-- Begin --

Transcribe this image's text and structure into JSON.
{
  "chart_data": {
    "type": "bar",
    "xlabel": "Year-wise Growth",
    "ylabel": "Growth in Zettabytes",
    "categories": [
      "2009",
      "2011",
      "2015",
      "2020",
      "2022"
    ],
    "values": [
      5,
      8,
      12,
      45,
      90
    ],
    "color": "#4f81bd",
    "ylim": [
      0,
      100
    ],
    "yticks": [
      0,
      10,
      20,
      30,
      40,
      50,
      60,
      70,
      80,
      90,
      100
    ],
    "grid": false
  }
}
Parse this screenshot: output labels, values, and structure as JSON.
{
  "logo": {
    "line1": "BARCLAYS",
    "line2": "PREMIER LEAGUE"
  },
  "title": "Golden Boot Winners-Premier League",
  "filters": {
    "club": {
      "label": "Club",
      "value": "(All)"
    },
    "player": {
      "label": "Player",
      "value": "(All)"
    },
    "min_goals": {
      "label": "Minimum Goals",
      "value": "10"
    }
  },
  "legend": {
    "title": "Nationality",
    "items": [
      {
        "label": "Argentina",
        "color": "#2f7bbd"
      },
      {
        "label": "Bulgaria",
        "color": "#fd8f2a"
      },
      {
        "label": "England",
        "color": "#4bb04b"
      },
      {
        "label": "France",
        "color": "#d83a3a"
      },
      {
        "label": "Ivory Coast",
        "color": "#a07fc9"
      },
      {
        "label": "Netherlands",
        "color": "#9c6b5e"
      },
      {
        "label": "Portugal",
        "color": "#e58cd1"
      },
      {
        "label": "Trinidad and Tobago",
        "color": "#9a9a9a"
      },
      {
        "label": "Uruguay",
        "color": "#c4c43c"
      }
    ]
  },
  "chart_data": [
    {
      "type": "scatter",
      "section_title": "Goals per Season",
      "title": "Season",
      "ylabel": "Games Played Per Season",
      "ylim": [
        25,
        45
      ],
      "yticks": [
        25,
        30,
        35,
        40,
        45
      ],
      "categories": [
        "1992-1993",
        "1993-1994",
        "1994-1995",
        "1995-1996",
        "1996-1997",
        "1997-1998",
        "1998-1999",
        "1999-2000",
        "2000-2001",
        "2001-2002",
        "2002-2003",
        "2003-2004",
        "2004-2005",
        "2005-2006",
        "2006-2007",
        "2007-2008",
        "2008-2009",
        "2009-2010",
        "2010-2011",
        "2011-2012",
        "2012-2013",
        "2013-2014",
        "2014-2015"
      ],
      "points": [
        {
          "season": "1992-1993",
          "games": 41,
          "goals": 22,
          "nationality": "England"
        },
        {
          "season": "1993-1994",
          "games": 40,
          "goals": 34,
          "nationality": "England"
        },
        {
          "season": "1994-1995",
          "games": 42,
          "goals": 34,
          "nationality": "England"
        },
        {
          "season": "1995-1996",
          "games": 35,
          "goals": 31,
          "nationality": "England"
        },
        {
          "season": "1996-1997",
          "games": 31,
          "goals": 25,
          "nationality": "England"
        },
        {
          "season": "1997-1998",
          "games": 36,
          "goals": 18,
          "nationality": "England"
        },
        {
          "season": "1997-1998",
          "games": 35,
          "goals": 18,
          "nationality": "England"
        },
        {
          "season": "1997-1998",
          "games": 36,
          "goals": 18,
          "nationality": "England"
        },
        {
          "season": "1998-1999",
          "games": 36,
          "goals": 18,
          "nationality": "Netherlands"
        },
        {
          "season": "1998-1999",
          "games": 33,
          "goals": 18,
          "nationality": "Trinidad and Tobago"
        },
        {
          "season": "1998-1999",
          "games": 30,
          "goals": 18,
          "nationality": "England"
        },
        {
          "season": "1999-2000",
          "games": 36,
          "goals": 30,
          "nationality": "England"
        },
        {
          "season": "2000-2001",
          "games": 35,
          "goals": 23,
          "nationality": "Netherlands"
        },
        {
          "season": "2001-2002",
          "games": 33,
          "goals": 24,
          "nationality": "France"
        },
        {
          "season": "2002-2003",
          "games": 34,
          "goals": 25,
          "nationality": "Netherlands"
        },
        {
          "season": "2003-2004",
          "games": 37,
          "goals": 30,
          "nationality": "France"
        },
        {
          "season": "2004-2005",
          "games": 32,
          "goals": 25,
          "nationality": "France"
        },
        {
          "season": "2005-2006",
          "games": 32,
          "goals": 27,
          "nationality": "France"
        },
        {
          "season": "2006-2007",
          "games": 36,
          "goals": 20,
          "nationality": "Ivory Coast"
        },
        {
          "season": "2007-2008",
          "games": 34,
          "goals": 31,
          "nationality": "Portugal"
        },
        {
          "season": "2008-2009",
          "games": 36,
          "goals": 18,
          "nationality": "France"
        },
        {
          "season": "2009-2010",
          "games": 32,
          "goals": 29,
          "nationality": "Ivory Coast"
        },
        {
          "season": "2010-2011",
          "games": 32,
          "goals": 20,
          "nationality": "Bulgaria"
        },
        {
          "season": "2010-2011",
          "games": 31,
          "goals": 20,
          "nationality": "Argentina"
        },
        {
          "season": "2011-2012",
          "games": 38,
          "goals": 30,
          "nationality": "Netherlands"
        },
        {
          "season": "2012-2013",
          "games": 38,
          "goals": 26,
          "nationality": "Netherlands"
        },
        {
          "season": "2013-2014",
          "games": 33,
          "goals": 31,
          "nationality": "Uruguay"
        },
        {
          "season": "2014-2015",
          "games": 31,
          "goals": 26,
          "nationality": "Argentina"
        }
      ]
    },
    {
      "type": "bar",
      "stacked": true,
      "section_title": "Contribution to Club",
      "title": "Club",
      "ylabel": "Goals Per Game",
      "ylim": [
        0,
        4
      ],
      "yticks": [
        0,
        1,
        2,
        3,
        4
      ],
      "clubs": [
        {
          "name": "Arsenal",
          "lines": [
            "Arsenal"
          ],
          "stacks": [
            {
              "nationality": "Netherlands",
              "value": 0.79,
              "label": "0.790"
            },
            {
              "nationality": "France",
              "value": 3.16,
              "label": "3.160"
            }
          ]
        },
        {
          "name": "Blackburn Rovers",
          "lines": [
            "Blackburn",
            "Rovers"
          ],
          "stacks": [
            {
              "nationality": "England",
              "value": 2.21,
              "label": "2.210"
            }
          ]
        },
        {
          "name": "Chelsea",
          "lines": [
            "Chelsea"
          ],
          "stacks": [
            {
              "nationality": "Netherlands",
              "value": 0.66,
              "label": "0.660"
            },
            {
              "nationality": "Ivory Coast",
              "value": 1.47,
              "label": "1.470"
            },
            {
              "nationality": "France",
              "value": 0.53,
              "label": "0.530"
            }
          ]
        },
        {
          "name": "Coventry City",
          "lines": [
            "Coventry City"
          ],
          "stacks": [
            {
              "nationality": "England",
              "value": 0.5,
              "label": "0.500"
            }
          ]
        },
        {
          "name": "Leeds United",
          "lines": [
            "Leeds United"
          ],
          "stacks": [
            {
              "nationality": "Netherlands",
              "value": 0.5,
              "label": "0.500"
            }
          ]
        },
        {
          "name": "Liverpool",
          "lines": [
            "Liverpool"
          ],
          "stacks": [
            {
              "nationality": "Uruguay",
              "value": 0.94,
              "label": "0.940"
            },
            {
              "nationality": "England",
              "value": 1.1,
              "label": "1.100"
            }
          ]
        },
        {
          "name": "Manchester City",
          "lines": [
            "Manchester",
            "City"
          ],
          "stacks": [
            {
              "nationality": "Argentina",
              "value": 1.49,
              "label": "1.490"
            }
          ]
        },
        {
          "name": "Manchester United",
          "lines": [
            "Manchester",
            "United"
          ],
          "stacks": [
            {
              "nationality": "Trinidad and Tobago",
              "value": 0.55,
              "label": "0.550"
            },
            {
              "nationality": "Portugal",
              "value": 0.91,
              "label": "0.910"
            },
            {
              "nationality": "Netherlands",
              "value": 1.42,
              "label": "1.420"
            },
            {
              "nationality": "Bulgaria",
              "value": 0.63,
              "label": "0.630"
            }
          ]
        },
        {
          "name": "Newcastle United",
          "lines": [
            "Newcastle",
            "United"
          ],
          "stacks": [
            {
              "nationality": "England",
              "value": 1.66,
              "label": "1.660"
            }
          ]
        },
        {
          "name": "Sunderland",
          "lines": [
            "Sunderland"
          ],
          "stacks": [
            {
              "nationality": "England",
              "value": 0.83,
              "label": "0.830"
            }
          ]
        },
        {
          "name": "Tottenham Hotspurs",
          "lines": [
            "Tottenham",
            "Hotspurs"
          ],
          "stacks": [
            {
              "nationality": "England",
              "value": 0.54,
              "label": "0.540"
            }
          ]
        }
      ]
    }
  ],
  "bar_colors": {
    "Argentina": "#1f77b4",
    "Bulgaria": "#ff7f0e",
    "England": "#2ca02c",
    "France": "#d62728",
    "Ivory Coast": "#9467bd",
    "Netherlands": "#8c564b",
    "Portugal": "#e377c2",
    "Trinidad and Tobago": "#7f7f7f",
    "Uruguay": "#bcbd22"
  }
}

-- End --

DIRECTIVE:
Pick out each line containing "Portugal" and report it.

ANSWER TO THIS PROBLEM:
        "label": "Portugal",
          "nationality": "Portugal"
              "nationality": "Portugal",
    "Portugal": "#e377c2",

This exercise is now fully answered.